Report each line from the records where the string "öfre" turns up.

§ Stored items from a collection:
========
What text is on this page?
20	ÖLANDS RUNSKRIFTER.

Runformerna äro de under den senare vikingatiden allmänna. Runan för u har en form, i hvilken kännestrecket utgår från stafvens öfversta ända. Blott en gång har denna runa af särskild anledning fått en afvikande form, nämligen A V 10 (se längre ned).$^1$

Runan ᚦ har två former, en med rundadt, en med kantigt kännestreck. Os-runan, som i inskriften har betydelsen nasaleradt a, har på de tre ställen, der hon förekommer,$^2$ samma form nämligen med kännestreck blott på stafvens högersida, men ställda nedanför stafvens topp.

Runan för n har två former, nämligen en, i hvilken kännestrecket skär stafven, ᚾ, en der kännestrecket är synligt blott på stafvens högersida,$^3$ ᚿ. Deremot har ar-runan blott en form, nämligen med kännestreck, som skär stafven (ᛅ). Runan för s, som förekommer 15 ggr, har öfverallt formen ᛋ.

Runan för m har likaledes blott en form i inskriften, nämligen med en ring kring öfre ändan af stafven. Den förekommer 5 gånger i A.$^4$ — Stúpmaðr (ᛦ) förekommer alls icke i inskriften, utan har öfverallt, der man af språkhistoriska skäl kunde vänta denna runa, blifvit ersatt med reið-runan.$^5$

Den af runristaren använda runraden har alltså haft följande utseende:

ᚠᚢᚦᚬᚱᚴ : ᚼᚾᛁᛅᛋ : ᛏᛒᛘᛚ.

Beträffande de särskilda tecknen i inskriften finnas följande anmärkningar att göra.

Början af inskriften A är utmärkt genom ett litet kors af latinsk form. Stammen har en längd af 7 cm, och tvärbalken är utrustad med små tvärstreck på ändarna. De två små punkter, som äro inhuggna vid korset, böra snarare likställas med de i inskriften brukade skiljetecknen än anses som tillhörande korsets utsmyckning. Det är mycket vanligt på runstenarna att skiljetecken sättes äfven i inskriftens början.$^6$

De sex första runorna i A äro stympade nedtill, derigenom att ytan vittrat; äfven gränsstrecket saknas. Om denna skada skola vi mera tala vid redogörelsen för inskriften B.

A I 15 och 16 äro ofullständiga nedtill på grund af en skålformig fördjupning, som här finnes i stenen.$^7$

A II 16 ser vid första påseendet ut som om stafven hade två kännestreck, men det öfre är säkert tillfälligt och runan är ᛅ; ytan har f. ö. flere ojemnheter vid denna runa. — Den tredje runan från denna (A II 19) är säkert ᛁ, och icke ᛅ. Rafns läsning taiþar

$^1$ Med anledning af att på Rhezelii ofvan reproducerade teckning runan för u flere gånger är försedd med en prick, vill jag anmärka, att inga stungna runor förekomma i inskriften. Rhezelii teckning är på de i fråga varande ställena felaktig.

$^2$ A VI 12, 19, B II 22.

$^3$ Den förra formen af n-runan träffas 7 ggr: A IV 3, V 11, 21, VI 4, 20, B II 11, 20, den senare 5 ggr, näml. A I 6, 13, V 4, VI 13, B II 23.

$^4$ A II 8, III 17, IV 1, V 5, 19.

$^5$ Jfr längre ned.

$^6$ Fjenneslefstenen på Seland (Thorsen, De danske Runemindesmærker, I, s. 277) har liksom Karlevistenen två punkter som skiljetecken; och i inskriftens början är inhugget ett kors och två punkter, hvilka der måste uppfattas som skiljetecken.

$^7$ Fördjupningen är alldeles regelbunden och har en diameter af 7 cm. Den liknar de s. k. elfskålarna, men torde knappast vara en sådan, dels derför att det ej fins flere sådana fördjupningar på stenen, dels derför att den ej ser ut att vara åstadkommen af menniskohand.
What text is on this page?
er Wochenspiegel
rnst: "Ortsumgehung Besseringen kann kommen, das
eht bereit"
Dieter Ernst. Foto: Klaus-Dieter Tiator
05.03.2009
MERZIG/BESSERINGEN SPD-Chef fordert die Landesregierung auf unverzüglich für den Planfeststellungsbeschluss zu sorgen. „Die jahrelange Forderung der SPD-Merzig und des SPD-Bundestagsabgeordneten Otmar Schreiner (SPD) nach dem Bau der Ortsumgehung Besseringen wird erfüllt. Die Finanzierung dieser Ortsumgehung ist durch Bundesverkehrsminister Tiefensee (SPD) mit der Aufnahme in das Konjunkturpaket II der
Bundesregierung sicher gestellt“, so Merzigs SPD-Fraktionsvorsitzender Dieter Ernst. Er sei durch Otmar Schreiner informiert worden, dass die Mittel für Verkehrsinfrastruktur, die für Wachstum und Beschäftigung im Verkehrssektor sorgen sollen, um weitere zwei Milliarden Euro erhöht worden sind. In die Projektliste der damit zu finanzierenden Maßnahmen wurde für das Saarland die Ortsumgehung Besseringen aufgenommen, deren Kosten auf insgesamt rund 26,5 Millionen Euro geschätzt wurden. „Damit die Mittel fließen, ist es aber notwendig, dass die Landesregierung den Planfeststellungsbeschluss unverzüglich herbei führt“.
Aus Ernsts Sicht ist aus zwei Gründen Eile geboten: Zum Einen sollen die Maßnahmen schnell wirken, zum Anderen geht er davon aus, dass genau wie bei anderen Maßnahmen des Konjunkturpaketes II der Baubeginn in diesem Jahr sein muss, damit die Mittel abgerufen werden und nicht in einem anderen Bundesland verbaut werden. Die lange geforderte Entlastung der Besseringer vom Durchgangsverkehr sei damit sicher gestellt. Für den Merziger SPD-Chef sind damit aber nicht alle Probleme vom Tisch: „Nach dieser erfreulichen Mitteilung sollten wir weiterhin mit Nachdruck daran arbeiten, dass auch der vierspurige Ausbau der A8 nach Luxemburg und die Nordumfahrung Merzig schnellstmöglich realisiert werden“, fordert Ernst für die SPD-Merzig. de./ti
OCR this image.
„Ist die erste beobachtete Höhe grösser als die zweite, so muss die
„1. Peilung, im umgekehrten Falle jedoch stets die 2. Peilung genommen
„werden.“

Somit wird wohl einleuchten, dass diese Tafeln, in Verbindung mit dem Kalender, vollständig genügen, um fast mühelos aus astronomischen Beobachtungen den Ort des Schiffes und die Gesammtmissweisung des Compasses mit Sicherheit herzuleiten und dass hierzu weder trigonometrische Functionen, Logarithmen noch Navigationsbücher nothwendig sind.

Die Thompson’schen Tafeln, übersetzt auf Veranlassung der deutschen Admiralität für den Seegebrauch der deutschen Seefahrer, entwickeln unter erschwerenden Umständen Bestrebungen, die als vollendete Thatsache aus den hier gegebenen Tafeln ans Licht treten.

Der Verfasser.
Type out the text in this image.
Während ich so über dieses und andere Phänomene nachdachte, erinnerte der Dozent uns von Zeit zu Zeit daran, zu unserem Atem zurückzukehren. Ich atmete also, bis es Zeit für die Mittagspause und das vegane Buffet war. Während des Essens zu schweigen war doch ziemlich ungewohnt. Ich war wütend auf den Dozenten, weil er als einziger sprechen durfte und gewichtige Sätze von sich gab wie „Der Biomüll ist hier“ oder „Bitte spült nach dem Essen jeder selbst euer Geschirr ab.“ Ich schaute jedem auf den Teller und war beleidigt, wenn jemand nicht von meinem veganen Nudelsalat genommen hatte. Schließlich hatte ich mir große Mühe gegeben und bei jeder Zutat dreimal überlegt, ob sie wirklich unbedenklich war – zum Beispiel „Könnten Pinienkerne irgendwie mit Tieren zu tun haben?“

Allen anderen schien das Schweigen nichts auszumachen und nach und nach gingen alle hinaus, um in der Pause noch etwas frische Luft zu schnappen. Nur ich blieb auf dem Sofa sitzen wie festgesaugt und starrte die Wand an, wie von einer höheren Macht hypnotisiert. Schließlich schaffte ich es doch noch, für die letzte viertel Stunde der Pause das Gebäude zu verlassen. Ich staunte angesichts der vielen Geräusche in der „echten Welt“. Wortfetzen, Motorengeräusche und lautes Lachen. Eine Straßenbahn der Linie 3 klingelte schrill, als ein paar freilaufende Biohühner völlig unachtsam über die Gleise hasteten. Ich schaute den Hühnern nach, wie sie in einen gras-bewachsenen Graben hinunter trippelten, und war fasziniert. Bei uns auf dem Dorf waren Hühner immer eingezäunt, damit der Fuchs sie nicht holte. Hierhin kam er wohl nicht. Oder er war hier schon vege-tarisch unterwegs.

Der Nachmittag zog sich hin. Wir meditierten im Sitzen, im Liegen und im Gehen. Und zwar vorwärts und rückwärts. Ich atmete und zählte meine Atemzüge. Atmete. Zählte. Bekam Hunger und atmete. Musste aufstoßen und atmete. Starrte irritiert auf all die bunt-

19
========
§ OUTPUT FOR THIS TASK:
Runan för m har likaledes blott en form i inskriften, nämligen med en ring kring öfre ändan af stafven. Den förekommer 5 gånger i A.$^4$ — Stúpmaðr (ᛦ) förekommer alls icke i inskriften, utan har öfverallt, der man af språkhistoriska skäl kunde vänta denna runa, blifvit ersatt med reið-runan.$^5$
A II 16 ser vid första påseendet ut som om stafven hade två kännestreck, men det öfre är säkert tillfälligt och runan är ᛅ; ytan har f. ö. flere ojemnheter vid denna runa. — Den tredje runan från denna (A II 19) är säkert ᛁ, och icke ᛅ. Rafns läsning taiþar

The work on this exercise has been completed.